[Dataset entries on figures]
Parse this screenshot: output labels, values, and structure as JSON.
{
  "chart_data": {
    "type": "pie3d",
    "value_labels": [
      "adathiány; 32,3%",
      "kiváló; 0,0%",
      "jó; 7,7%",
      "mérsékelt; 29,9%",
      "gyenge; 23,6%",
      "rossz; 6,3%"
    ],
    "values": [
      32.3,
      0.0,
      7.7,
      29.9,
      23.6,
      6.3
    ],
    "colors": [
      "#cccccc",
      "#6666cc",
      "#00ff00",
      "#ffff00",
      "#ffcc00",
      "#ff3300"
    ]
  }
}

* [Task description]: Copy out the whole listing exactly as written.

* [Final result]:
Parse this screenshot: output labels, values, and structure as JSON.
{
  "chart_data": {
    "type": "pie3d",
    "value_labels": [
      "adathiány; 32,3%",
      "kiváló; 0,0%",
      "jó; 7,7%",
      "mérsékelt; 29,9%",
      "gyenge; 23,6%",
      "rossz; 6,3%"
    ],
    "values": [
      32.3,
      0.0,
      7.7,
      29.9,
      23.6,
      6.3
    ],
    "colors": [
      "#cccccc",
      "#6666cc",
      "#00ff00",
      "#ffff00",
      "#ffcc00",
      "#ff3300"
    ]
  }
}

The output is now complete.